Given problem: Reproduce the listing exactly, with no pictures in your copy.

_____

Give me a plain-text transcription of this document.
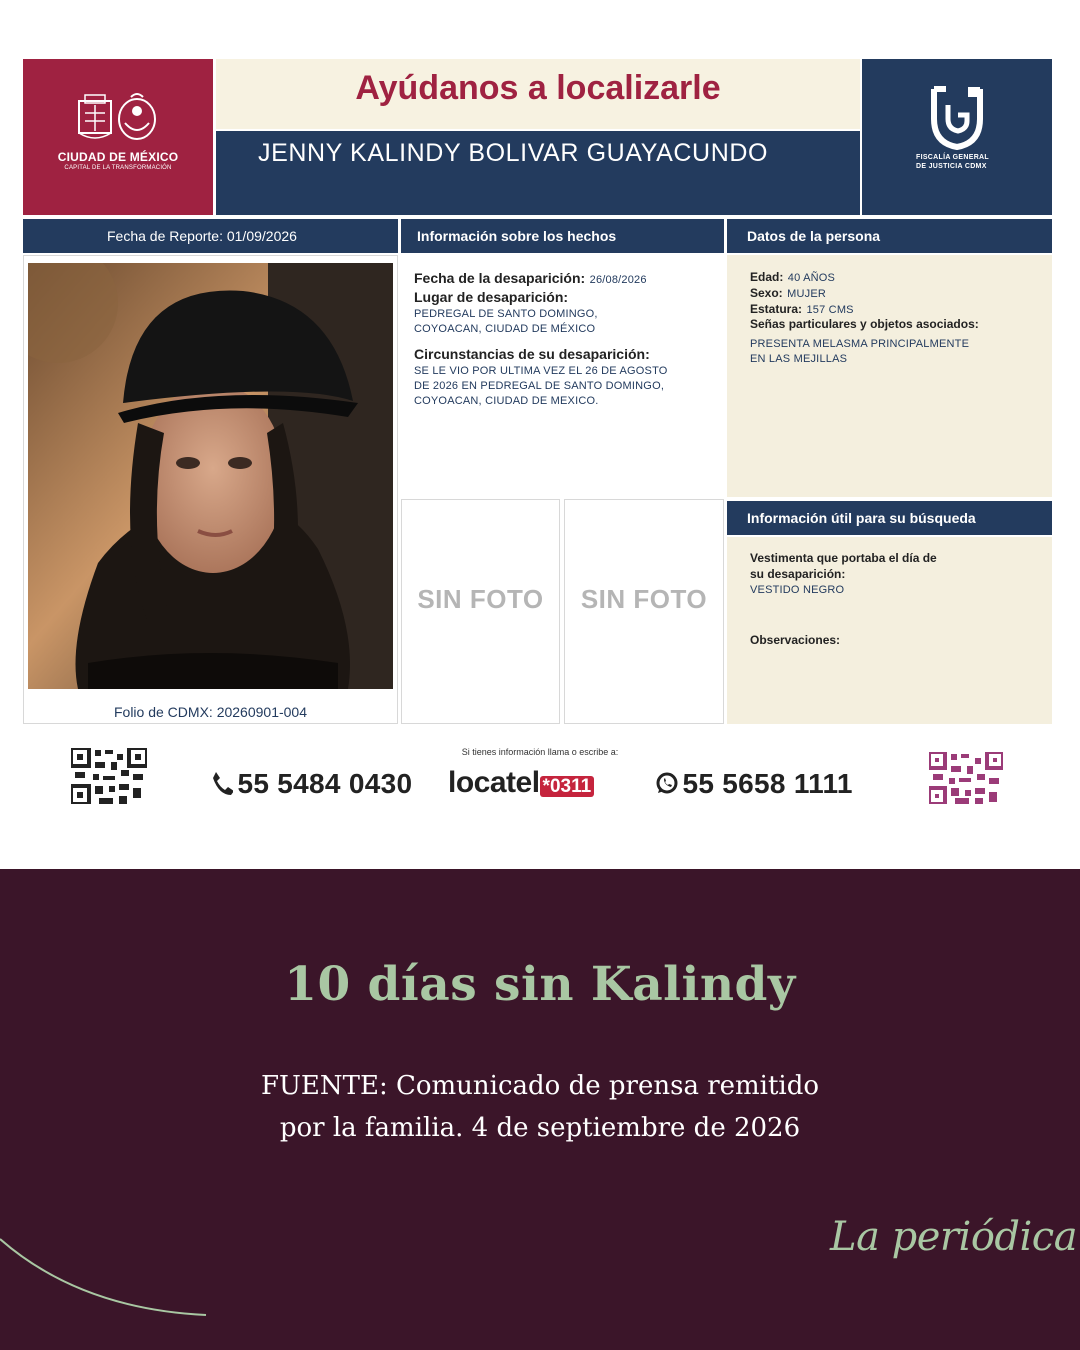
CIUDAD DE MÉXICO
CAPITAL DE LA TRANSFORMACIÓN
Ayúdanos a localizarle
JENNY KALINDY BOLIVAR GUAYACUNDO	FISCALÍA GENERAL
DE JUSTICIA CDMX
Fecha de Reporte: 01/09/2026	Información sobre los hechos	Datos de la persona
Folio de CDMX: 20260901-004
Fecha de la desaparición: 26/08/2026
Lugar de desaparición:
PEDREGAL DE SANTO DOMINGO,
COYOACAN, CIUDAD DE MÉXICO
Circunstancias de su desaparición:
SE LE VIO POR ULTIMA VEZ EL 26 DE AGOSTO
DE 2026 EN PEDREGAL DE SANTO DOMINGO,
COYOACAN, CIUDAD DE MEXICO.
SIN FOTO	SIN FOTO
Edad: 40 AÑOS
Sexo: MUJER
Estatura: 157 CMS
Señas particulares y objetos asociados:
PRESENTA MELASMA PRINCIPALMENTE
EN LAS MEJILLAS
Información útil para su búsqueda
Vestimenta que portaba el día de
su desaparición:
VESTIDO NEGRO
Observaciones:
Si tienes información llama o escribe a:
55 5484 0430 locatel *0311	55 5658 1111
10 días sin Kalindy
FUENTE: Comunicado de prensa remitido
por la familia. 4 de septiembre de 2026
La periódica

_____

The solution:
Give me a plain-text transcription of this document.
CIUDAD DE MÉXICO
CAPITAL DE LA TRANSFORMACIÓN
Ayúdanos a localizarle
JENNY KALINDY BOLIVAR GUAYACUNDO	FISCALÍA GENERAL
DE JUSTICIA CDMX
Fecha de Reporte: 01/09/2026	Información sobre los hechos	Datos de la persona
Folio de CDMX: 20260901-004
Fecha de la desaparición: 26/08/2026
Lugar de desaparición:
PEDREGAL DE SANTO DOMINGO,
COYOACAN, CIUDAD DE MÉXICO
Circunstancias de su desaparición:
SE LE VIO POR ULTIMA VEZ EL 26 DE AGOSTO
DE 2026 EN PEDREGAL DE SANTO DOMINGO,
COYOACAN, CIUDAD DE MEXICO.
SIN FOTO	SIN FOTO
Edad: 40 AÑOS
Sexo: MUJER
Estatura: 157 CMS
Señas particulares y objetos asociados:
PRESENTA MELASMA PRINCIPALMENTE
EN LAS MEJILLAS
Información útil para su búsqueda
Vestimenta que portaba el día de
su desaparición:
VESTIDO NEGRO
Observaciones:
Si tienes información llama o escribe a:
55 5484 0430 locatel *0311	55 5658 1111
10 días sin Kalindy
FUENTE: Comunicado de prensa remitido
por la familia. 4 de septiembre de 2026
La periódica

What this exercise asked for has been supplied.